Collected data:
==============================

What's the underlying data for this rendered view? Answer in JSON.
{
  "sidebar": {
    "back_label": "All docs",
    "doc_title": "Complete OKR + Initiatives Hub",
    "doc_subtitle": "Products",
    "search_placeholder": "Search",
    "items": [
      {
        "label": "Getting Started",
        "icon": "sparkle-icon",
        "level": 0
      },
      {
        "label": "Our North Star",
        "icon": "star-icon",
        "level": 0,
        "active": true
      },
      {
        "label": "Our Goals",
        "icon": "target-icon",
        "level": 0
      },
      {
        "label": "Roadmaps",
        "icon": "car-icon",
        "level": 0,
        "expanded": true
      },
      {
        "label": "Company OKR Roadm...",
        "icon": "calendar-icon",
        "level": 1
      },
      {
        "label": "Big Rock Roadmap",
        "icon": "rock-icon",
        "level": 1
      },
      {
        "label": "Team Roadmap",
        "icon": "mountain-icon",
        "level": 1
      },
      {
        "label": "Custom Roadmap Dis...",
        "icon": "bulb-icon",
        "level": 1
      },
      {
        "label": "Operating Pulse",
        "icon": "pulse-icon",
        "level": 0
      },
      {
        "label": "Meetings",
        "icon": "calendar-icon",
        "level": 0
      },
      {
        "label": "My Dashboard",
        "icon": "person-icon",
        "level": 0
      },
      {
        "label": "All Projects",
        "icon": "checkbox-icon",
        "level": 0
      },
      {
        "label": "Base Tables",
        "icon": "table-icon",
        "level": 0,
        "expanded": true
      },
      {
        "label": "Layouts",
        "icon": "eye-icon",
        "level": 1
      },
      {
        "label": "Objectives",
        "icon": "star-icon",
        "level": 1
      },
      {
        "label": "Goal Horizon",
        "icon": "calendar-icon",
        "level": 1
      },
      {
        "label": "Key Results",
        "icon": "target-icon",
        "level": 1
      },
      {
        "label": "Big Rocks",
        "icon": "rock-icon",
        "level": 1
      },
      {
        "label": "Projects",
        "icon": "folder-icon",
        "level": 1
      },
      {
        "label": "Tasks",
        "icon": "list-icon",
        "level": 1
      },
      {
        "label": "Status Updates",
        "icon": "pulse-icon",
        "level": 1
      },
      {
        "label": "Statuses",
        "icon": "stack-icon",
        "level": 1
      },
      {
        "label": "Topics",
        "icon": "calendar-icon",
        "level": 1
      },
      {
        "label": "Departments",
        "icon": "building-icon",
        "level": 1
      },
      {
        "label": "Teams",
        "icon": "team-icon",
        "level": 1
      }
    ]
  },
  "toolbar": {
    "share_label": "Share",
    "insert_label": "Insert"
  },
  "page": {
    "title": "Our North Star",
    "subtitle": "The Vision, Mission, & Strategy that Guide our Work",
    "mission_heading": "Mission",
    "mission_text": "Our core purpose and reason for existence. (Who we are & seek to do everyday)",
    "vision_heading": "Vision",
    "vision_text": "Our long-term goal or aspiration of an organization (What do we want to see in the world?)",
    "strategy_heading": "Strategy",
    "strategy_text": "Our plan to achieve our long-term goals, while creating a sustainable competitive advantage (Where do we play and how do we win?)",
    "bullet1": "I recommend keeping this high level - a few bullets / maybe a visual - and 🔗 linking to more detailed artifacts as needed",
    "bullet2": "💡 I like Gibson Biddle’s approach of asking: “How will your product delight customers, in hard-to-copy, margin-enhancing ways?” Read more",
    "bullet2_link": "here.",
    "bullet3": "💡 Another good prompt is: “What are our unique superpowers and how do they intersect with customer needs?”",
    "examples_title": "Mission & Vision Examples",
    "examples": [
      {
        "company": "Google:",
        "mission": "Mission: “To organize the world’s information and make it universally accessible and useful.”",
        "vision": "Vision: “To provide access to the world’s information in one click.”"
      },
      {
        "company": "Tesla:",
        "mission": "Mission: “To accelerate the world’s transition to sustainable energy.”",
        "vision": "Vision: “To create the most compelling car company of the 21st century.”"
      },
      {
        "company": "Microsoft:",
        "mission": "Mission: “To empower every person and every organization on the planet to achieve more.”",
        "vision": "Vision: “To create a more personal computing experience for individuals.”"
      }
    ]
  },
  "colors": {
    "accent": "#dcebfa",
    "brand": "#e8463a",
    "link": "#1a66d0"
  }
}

==============================

→ **REQUIRED TASK**
Reproduce each line of the material above precisely.

→ **THE RESPONSE**
What's the underlying data for this rendered view? Answer in JSON.
{
  "sidebar": {
    "back_label": "All docs",
    "doc_title": "Complete OKR + Initiatives Hub",
    "doc_subtitle": "Products",
    "search_placeholder": "Search",
    "items": [
      {
        "label": "Getting Started",
        "icon": "sparkle-icon",
        "level": 0
      },
      {
        "label": "Our North Star",
        "icon": "star-icon",
        "level": 0,
        "active": true
      },
      {
        "label": "Our Goals",
        "icon": "target-icon",
        "level": 0
      },
      {
        "label": "Roadmaps",
        "icon": "car-icon",
        "level": 0,
        "expanded": true
      },
      {
        "label": "Company OKR Roadm...",
        "icon": "calendar-icon",
        "level": 1
      },
      {
        "label": "Big Rock Roadmap",
        "icon": "rock-icon",
        "level": 1
      },
      {
        "label": "Team Roadmap",
        "icon": "mountain-icon",
        "level": 1
      },
      {
        "label": "Custom Roadmap Dis...",
        "icon": "bulb-icon",
        "level": 1
      },
      {
        "label": "Operating Pulse",
        "icon": "pulse-icon",
        "level": 0
      },
      {
        "label": "Meetings",
        "icon": "calendar-icon",
        "level": 0
      },
      {
        "label": "My Dashboard",
        "icon": "person-icon",
        "level": 0
      },
      {
        "label": "All Projects",
        "icon": "checkbox-icon",
        "level": 0
      },
      {
        "label": "Base Tables",
        "icon": "table-icon",
        "level": 0,
        "expanded": true
      },
      {
        "label": "Layouts",
        "icon": "eye-icon",
        "level": 1
      },
      {
        "label": "Objectives",
        "icon": "star-icon",
        "level": 1
      },
      {
        "label": "Goal Horizon",
        "icon": "calendar-icon",
        "level": 1
      },
      {
        "label": "Key Results",
        "icon": "target-icon",
        "level": 1
      },
      {
        "label": "Big Rocks",
        "icon": "rock-icon",
        "level": 1
      },
      {
        "label": "Projects",
        "icon": "folder-icon",
        "level": 1
      },
      {
        "label": "Tasks",
        "icon": "list-icon",
        "level": 1
      },
      {
        "label": "Status Updates",
        "icon": "pulse-icon",
        "level": 1
      },
      {
        "label": "Statuses",
        "icon": "stack-icon",
        "level": 1
      },
      {
        "label": "Topics",
        "icon": "calendar-icon",
        "level": 1
      },
      {
        "label": "Departments",
        "icon": "building-icon",
        "level": 1
      },
      {
        "label": "Teams",
        "icon": "team-icon",
        "level": 1
      }
    ]
  },
  "toolbar": {
    "share_label": "Share",
    "insert_label": "Insert"
  },
  "page": {
    "title": "Our North Star",
    "subtitle": "The Vision, Mission, & Strategy that Guide our Work",
    "mission_heading": "Mission",
    "mission_text": "Our core purpose and reason for existence. (Who we are & seek to do everyday)",
    "vision_heading": "Vision",
    "vision_text": "Our long-term goal or aspiration of an organization (What do we want to see in the world?)",
    "strategy_heading": "Strategy",
    "strategy_text": "Our plan to achieve our long-term goals, while creating a sustainable competitive advantage (Where do we play and how do we win?)",
    "bullet1": "I recommend keeping this high level - a few bullets / maybe a visual - and 🔗 linking to more detailed artifacts as needed",
    "bullet2": "💡 I like Gibson Biddle’s approach of asking: “How will your product delight customers, in hard-to-copy, margin-enhancing ways?” Read more",
    "bullet2_link": "here.",
    "bullet3": "💡 Another good prompt is: “What are our unique superpowers and how do they intersect with customer needs?”",
    "examples_title": "Mission & Vision Examples",
    "examples": [
      {
        "company": "Google:",
        "mission": "Mission: “To organize the world’s information and make it universally accessible and useful.”",
        "vision": "Vision: “To provide access to the world’s information in one click.”"
      },
      {
        "company": "Tesla:",
        "mission": "Mission: “To accelerate the world’s transition to sustainable energy.”",
        "vision": "Vision: “To create the most compelling car company of the 21st century.”"
      },
      {
        "company": "Microsoft:",
        "mission": "Mission: “To empower every person and every organization on the planet to achieve more.”",
        "vision": "Vision: “To create a more personal computing experience for individuals.”"
      }
    ]
  },
  "colors": {
    "accent": "#dcebfa",
    "brand": "#e8463a",
    "link": "#1a66d0"
  }
}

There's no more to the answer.